Requirement:
Return the listing below in full, with every line exactly as it is.

Raw records:
»»

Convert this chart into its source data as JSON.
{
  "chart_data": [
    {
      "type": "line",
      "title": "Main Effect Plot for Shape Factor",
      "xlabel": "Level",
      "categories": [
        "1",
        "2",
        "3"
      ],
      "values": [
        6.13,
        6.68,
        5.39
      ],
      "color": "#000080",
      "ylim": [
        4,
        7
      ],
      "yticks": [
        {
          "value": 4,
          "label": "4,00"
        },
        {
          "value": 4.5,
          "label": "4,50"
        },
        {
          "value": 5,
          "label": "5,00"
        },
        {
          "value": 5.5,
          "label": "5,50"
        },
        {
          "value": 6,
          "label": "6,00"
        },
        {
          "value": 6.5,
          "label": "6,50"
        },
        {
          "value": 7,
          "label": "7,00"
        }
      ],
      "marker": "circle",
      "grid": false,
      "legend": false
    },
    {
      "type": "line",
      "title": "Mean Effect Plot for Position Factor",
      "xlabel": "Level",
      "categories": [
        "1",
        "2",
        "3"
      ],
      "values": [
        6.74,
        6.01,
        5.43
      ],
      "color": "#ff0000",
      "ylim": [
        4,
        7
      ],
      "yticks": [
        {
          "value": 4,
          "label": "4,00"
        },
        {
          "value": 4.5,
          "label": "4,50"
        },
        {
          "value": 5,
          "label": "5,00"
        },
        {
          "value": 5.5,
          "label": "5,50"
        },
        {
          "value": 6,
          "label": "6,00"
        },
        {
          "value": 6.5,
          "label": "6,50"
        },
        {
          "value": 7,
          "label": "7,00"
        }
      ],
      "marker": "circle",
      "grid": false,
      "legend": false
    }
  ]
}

««

Answer to the exercise:
Convert this chart into its source data as JSON.
{
  "chart_data": [
    {
      "type": "line",
      "title": "Main Effect Plot for Shape Factor",
      "xlabel": "Level",
      "categories": [
        "1",
        "2",
        "3"
      ],
      "values": [
        6.13,
        6.68,
        5.39
      ],
      "color": "#000080",
      "ylim": [
        4,
        7
      ],
      "yticks": [
        {
          "value": 4,
          "label": "4,00"
        },
        {
          "value": 4.5,
          "label": "4,50"
        },
        {
          "value": 5,
          "label": "5,00"
        },
        {
          "value": 5.5,
          "label": "5,50"
        },
        {
          "value": 6,
          "label": "6,00"
        },
        {
          "value": 6.5,
          "label": "6,50"
        },
        {
          "value": 7,
          "label": "7,00"
        }
      ],
      "marker": "circle",
      "grid": false,
      "legend": false
    },
    {
      "type": "line",
      "title": "Mean Effect Plot for Position Factor",
      "xlabel": "Level",
      "categories": [
        "1",
        "2",
        "3"
      ],
      "values": [
        6.74,
        6.01,
        5.43
      ],
      "color": "#ff0000",
      "ylim": [
        4,
        7
      ],
      "yticks": [
        {
          "value": 4,
          "label": "4,00"
        },
        {
          "value": 4.5,
          "label": "4,50"
        },
        {
          "value": 5,
          "label": "5,00"
        },
        {
          "value": 5.5,
          "label": "5,50"
        },
        {
          "value": 6,
          "label": "6,00"
        },
        {
          "value": 6.5,
          "label": "6,50"
        },
        {
          "value": 7,
          "label": "7,00"
        }
      ],
      "marker": "circle",
      "grid": false,
      "legend": false
    }
  ]
}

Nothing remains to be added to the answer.